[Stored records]
____

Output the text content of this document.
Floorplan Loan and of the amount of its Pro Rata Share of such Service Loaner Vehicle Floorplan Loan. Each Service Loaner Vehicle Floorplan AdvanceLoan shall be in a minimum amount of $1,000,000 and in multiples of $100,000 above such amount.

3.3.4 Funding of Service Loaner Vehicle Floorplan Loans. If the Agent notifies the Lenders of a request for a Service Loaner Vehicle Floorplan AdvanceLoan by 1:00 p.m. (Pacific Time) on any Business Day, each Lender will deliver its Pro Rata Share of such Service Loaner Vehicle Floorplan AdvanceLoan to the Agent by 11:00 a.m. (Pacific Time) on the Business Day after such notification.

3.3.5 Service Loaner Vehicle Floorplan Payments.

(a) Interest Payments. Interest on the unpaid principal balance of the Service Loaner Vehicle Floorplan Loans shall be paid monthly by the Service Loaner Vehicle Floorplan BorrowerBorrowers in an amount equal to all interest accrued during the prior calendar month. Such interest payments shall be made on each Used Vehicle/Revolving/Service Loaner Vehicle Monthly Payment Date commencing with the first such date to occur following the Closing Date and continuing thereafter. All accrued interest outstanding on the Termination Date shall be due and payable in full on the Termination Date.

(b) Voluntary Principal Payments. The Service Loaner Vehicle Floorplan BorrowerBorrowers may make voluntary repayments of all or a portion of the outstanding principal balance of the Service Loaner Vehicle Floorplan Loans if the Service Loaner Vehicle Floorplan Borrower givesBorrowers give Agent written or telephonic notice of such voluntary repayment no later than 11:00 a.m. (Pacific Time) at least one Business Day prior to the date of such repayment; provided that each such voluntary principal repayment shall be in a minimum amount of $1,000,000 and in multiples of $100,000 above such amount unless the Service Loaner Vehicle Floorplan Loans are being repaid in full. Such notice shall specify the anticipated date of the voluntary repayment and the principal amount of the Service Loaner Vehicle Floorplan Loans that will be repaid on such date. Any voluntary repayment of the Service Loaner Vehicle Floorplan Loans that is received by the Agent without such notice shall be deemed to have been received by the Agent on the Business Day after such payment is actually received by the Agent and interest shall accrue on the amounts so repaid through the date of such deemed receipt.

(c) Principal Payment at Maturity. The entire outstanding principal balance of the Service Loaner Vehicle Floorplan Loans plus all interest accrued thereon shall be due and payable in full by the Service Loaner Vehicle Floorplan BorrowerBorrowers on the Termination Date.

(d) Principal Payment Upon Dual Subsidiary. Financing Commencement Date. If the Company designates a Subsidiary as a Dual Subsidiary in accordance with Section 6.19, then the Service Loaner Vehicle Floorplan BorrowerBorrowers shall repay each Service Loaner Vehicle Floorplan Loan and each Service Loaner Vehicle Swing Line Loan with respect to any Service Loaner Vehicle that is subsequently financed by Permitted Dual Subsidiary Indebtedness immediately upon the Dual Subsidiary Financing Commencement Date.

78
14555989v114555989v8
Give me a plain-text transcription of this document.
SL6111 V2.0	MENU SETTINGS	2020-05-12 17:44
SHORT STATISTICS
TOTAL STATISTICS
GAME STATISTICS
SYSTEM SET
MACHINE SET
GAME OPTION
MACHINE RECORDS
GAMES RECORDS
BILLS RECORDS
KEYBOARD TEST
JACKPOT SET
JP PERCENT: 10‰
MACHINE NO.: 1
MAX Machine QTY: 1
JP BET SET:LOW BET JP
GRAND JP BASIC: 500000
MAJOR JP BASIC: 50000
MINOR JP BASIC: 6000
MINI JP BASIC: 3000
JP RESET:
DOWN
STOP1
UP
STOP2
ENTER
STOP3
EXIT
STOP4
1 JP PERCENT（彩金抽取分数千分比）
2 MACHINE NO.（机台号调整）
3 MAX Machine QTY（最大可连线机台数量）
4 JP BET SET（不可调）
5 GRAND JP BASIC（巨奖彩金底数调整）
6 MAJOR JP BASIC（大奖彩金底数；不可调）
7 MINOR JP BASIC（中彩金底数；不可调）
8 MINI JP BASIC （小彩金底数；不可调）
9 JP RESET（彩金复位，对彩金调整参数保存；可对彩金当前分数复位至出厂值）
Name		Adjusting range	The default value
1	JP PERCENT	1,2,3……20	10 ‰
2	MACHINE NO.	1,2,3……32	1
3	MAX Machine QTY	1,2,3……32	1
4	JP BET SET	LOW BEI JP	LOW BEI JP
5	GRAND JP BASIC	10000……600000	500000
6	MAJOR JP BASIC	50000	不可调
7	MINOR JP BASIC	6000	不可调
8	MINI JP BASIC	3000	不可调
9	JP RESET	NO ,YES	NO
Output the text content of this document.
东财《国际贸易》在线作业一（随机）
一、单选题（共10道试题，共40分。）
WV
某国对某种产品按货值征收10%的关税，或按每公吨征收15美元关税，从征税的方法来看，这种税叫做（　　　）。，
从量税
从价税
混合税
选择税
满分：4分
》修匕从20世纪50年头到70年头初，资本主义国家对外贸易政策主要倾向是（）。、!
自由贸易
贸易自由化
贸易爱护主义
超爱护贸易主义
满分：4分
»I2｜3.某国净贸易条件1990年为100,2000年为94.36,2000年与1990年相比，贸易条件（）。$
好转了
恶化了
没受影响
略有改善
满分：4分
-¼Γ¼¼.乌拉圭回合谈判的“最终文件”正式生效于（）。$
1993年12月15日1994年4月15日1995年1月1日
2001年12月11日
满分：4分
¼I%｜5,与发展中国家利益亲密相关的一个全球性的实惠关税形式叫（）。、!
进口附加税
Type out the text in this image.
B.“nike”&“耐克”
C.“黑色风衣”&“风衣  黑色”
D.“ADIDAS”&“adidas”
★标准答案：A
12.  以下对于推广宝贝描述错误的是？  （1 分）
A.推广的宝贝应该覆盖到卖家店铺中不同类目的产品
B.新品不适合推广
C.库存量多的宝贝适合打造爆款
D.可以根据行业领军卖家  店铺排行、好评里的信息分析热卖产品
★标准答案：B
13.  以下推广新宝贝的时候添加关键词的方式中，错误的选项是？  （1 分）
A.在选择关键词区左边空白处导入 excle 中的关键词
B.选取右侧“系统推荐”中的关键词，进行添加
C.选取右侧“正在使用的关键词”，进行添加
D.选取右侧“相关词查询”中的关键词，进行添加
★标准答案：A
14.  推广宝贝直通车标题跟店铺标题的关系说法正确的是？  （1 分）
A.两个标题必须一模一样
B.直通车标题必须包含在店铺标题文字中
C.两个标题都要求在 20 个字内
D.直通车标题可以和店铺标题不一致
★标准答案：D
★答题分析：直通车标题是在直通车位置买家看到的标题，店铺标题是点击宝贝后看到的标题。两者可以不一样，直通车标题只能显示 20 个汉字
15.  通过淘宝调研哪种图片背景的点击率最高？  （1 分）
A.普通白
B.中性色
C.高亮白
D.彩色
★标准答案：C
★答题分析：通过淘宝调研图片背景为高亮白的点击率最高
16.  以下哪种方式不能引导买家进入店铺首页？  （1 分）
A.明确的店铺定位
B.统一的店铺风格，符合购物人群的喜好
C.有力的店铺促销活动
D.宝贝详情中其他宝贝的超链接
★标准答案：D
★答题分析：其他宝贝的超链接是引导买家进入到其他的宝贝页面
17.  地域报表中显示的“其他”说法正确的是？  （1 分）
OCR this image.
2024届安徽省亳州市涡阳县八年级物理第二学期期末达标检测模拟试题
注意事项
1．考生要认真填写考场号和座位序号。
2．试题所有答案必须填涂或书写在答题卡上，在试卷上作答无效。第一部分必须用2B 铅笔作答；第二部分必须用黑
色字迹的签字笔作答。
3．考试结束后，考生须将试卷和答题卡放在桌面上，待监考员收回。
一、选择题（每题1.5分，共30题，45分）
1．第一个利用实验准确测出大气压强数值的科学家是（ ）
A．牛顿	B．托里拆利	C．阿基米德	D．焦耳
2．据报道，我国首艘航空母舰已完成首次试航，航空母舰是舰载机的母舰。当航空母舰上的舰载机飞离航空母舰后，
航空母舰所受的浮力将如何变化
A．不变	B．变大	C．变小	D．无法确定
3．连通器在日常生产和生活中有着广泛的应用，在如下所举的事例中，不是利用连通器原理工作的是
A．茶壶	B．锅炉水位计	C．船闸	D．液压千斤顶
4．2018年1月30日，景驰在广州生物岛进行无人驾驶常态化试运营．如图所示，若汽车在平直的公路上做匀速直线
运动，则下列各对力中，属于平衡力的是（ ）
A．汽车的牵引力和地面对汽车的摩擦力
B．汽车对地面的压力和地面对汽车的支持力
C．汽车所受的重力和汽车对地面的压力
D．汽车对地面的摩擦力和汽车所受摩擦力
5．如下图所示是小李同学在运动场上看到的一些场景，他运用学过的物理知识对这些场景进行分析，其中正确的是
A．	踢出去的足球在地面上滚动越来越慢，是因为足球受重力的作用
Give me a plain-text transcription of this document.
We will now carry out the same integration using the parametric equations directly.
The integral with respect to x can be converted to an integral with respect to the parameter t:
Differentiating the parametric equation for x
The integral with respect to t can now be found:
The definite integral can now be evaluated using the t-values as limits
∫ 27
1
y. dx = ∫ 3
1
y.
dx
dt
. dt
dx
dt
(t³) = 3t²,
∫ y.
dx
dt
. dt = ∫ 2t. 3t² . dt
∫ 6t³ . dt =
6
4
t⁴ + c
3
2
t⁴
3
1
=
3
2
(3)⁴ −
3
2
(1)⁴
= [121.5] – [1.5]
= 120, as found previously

____

Looking at the data above, how many lines hold the word "MINOR"? Respond with the number alone.

3